• _EXERCISE PROMPT_:
Each line below is to be written out in full, exactly as shown.

╭──

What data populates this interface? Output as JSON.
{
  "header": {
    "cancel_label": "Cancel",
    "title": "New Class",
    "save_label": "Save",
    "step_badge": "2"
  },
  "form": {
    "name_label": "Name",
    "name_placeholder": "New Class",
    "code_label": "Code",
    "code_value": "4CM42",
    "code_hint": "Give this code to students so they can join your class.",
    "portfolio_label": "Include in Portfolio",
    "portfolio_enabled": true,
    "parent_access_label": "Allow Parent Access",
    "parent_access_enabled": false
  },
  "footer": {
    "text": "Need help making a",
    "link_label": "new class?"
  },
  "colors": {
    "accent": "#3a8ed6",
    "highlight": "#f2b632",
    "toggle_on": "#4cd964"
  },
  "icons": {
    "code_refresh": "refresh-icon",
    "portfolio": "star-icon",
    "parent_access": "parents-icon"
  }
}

╰──

• _WRITTEN SOLUTION_:
What data populates this interface? Output as JSON.
{
  "header": {
    "cancel_label": "Cancel",
    "title": "New Class",
    "save_label": "Save",
    "step_badge": "2"
  },
  "form": {
    "name_label": "Name",
    "name_placeholder": "New Class",
    "code_label": "Code",
    "code_value": "4CM42",
    "code_hint": "Give this code to students so they can join your class.",
    "portfolio_label": "Include in Portfolio",
    "portfolio_enabled": true,
    "parent_access_label": "Allow Parent Access",
    "parent_access_enabled": false
  },
  "footer": {
    "text": "Need help making a",
    "link_label": "new class?"
  },
  "colors": {
    "accent": "#3a8ed6",
    "highlight": "#f2b632",
    "toggle_on": "#4cd964"
  },
  "icons": {
    "code_refresh": "refresh-icon",
    "portfolio": "star-icon",
    "parent_access": "parents-icon"
  }
}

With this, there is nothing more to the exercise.